*Rows*.
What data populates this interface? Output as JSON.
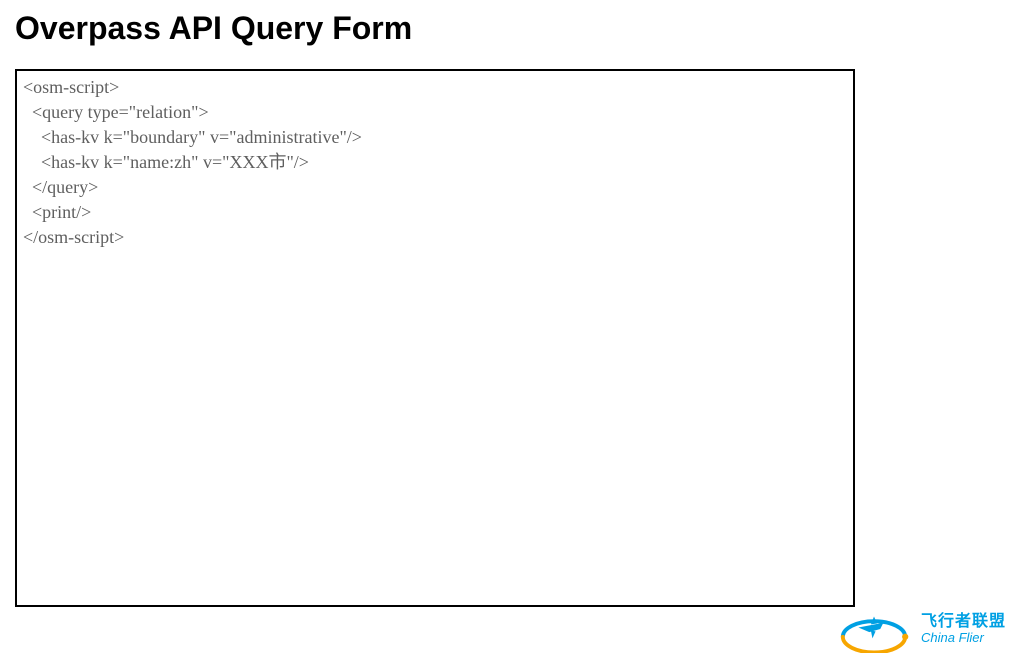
{
  "page": {
    "title": "Overpass API Query Form"
  },
  "query": {
    "value": "<osm-script>\n  <query type=\"relation\">\n    <has-kv k=\"boundary\" v=\"administrative\"/>\n    <has-kv k=\"name:zh\" v=\"XXX市\"/>\n  </query>\n  <print/>\n</osm-script>"
  },
  "watermark": {
    "line1": "飞行者联盟",
    "line2": "China Flier"
  }
}
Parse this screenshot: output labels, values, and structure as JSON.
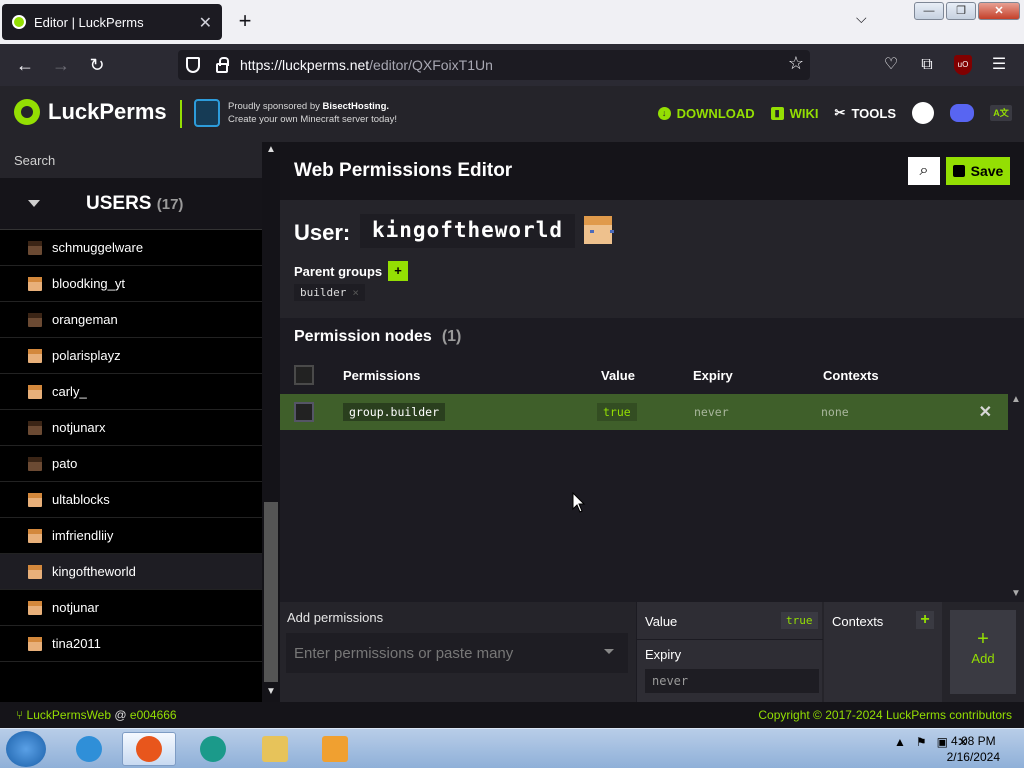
{
  "browser": {
    "tab_title": "Editor | LuckPerms",
    "url_host": "https://luckperms.net",
    "url_path": "/editor/QXFoixT1Un"
  },
  "header": {
    "brand": "LuckPerms",
    "sponsor_line1_prefix": "Proudly sponsored by ",
    "sponsor_name": "BisectHosting.",
    "sponsor_line2": "Create your own Minecraft server today!",
    "links": {
      "download": "DOWNLOAD",
      "wiki": "WIKI",
      "tools": "TOOLS"
    }
  },
  "sidebar": {
    "search_placeholder": "Search",
    "users_label": "USERS",
    "users_count": "(17)",
    "users": [
      {
        "name": "schmuggelware",
        "skin": "brown"
      },
      {
        "name": "bloodking_yt",
        "skin": "tan"
      },
      {
        "name": "orangeman",
        "skin": "brown"
      },
      {
        "name": "polarisplayz",
        "skin": "tan"
      },
      {
        "name": "carly_",
        "skin": "tan"
      },
      {
        "name": "notjunarx",
        "skin": "brown"
      },
      {
        "name": "pato",
        "skin": "brown"
      },
      {
        "name": "ultablocks",
        "skin": "tan"
      },
      {
        "name": "imfriendliiy",
        "skin": "tan"
      },
      {
        "name": "kingoftheworld",
        "skin": "tan",
        "selected": true
      },
      {
        "name": "notjunar",
        "skin": "tan"
      },
      {
        "name": "tina2011",
        "skin": "tan"
      }
    ]
  },
  "main": {
    "title": "Web Permissions Editor",
    "save_label": "Save",
    "user_label": "User:",
    "username": "kingoftheworld",
    "parent_groups_label": "Parent groups",
    "parent_groups_plus": "+",
    "parent_group": "builder",
    "parent_group_remove": "×",
    "nodes_label": "Permission nodes",
    "nodes_count": "(1)",
    "columns": {
      "permissions": "Permissions",
      "value": "Value",
      "expiry": "Expiry",
      "contexts": "Contexts"
    },
    "rows": [
      {
        "permission": "group.builder",
        "value": "true",
        "expiry": "never",
        "contexts": "none"
      }
    ]
  },
  "add": {
    "label": "Add permissions",
    "placeholder": "Enter permissions or paste many",
    "value_label": "Value",
    "value": "true",
    "expiry_label": "Expiry",
    "expiry_value": "never",
    "contexts_label": "Contexts",
    "contexts_plus": "+",
    "add_plus": "+",
    "add_label": "Add"
  },
  "footer": {
    "repo": "LuckPermsWeb",
    "at": " @ ",
    "commit": "e004666",
    "copyright": "Copyright © 2017-2024 LuckPerms contributors"
  },
  "taskbar": {
    "time": "4:08 PM",
    "date": "2/16/2024"
  },
  "colors": {
    "accent": "#94df03",
    "row_bg": "#3f5f2a",
    "bg": "#1c1b22"
  }
}
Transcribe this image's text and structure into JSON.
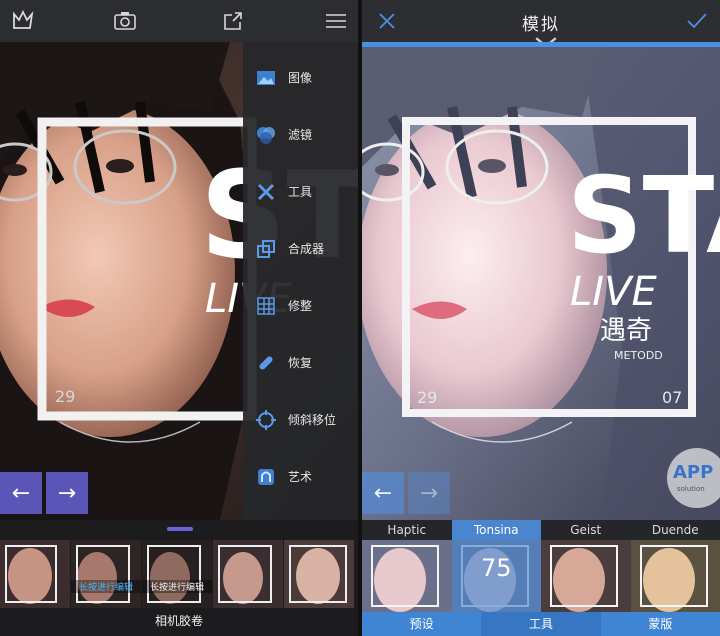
{
  "left": {
    "menu": [
      {
        "label": "图像",
        "icon": "image-icon"
      },
      {
        "label": "滤镜",
        "icon": "filter-icon"
      },
      {
        "label": "工具",
        "icon": "tools-icon"
      },
      {
        "label": "合成器",
        "icon": "compositor-icon"
      },
      {
        "label": "修整",
        "icon": "adjust-icon"
      },
      {
        "label": "恢复",
        "icon": "heal-icon"
      },
      {
        "label": "倾斜移位",
        "icon": "tilt-shift-icon"
      },
      {
        "label": "艺术",
        "icon": "art-icon"
      }
    ],
    "arrows": {
      "prev": "←",
      "next": "→"
    },
    "thumb_captions": [
      "长按进行编辑",
      "长按进行编辑"
    ],
    "bottom_label": "相机胶卷"
  },
  "photo_text": {
    "big": "STA",
    "live": "LIVE",
    "cn": "遇奇",
    "sub": "METODD",
    "num_left": "29",
    "num_right": "07"
  },
  "right": {
    "title": "模拟",
    "filters": [
      {
        "name": "Haptic"
      },
      {
        "name": "Tonsina",
        "value": "75"
      },
      {
        "name": "Geist"
      },
      {
        "name": "Duende"
      }
    ],
    "tabs": [
      "预设",
      "工具",
      "蒙版"
    ],
    "watermark": {
      "main": "APP",
      "sub": "solution"
    }
  },
  "colors": {
    "accent_blue": "#4a90e2",
    "accent_purple": "#5b55b8",
    "caption_blue": "#45b8ff"
  }
}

*Aim*.
The listing above must be printed again exactly, minus its pictures.

*Result below*.
What data populates this interface? Output as JSON.
{
  "page": {
    "title": "Overpass API Query Form"
  },
  "query": {
    "value": "<osm-script>\n  <query type=\"relation\">\n    <has-kv k=\"boundary\" v=\"administrative\"/>\n    <has-kv k=\"name:zh\" v=\"XXX市\"/>\n  </query>\n  <print/>\n</osm-script>"
  },
  "watermark": {
    "line1": "飞行者联盟",
    "line2": "China Flier"
  }
}
Parse this screenshot: output labels, values, and structure as JSON.
{
  "browser": {
    "tab_title": "Editor | LuckPerms",
    "url_host": "https://luckperms.net",
    "url_path": "/editor/QXFoixT1Un"
  },
  "header": {
    "brand": "LuckPerms",
    "sponsor_line1_prefix": "Proudly sponsored by ",
    "sponsor_name": "BisectHosting.",
    "sponsor_line2": "Create your own Minecraft server today!",
    "links": {
      "download": "DOWNLOAD",
      "wiki": "WIKI",
      "tools": "TOOLS"
    }
  },
  "sidebar": {
    "search_placeholder": "Search",
    "users_label": "USERS",
    "users_count": "(17)",
    "users": [
      {
        "name": "schmuggelware",
        "skin": "brown"
      },
      {
        "name": "bloodking_yt",
        "skin": "tan"
      },
      {
        "name": "orangeman",
        "skin": "brown"
      },
      {
        "name": "polarisplayz",
        "skin": "tan"
      },
      {
        "name": "carly_",
        "skin": "tan"
      },
      {
        "name": "notjunarx",
        "skin": "brown"
      },
      {
        "name": "pato",
        "skin": "brown"
      },
      {
        "name": "ultablocks",
        "skin": "tan"
      },
      {
        "name": "imfriendliiy",
        "skin": "tan"
      },
      {
        "name": "kingoftheworld",
        "skin": "tan",
        "selected": true
      },
      {
        "name": "notjunar",
        "skin": "tan"
      },
      {
        "name": "tina2011",
        "skin": "tan"
      }
    ]
  },
  "main": {
    "title": "Web Permissions Editor",
    "save_label": "Save",
    "user_label": "User:",
    "username": "kingoftheworld",
    "parent_groups_label": "Parent groups",
    "parent_groups_plus": "+",
    "parent_group": "builder",
    "parent_group_remove": "×",
    "nodes_label": "Permission nodes",
    "nodes_count": "(1)",
    "columns": {
      "permissions": "Permissions",
      "value": "Value",
      "expiry": "Expiry",
      "contexts": "Contexts"
    },
    "rows": [
      {
        "permission": "group.builder",
        "value": "true",
        "expiry": "never",
        "contexts": "none"
      }
    ]
  },
  "add": {
    "label": "Add permissions",
    "placeholder": "Enter permissions or paste many",
    "value_label": "Value",
    "value": "true",
    "expiry_label": "Expiry",
    "expiry_value": "never",
    "contexts_label": "Contexts",
    "contexts_plus": "+",
    "add_plus": "+",
    "add_label": "Add"
  },
  "footer": {
    "repo": "LuckPermsWeb",
    "at": " @ ",
    "commit": "e004666",
    "copyright": "Copyright © 2017-2024 LuckPerms contributors"
  },
  "taskbar": {
    "time": "4:08 PM",
    "date": "2/16/2024"
  },
  "colors": {
    "accent": "#94df03",
    "row_bg": "#3f5f2a",
    "bg": "#1c1b22"
  }
}
Transcribe this image's text and structure into JSON.
{
  "left": {
    "menu": [
      {
        "label": "图像",
        "icon": "image-icon"
      },
      {
        "label": "滤镜",
        "icon": "filter-icon"
      },
      {
        "label": "工具",
        "icon": "tools-icon"
      },
      {
        "label": "合成器",
        "icon": "compositor-icon"
      },
      {
        "label": "修整",
        "icon": "adjust-icon"
      },
      {
        "label": "恢复",
        "icon": "heal-icon"
      },
      {
        "label": "倾斜移位",
        "icon": "tilt-shift-icon"
      },
      {
        "label": "艺术",
        "icon": "art-icon"
      }
    ],
    "arrows": {
      "prev": "←",
      "next": "→"
    },
    "thumb_captions": [
      "长按进行编辑",
      "长按进行编辑"
    ],
    "bottom_label": "相机胶卷"
  },
  "photo_text": {
    "big": "STA",
    "live": "LIVE",
    "cn": "遇奇",
    "sub": "METODD",
    "num_left": "29",
    "num_right": "07"
  },
  "right": {
    "title": "模拟",
    "filters": [
      {
        "name": "Haptic"
      },
      {
        "name": "Tonsina",
        "value": "75"
      },
      {
        "name": "Geist"
      },
      {
        "name": "Duende"
      }
    ],
    "tabs": [
      "预设",
      "工具",
      "蒙版"
    ],
    "watermark": {
      "main": "APP",
      "sub": "solution"
    }
  },
  "colors": {
    "accent_blue": "#4a90e2",
    "accent_purple": "#5b55b8",
    "caption_blue": "#45b8ff"
  }
}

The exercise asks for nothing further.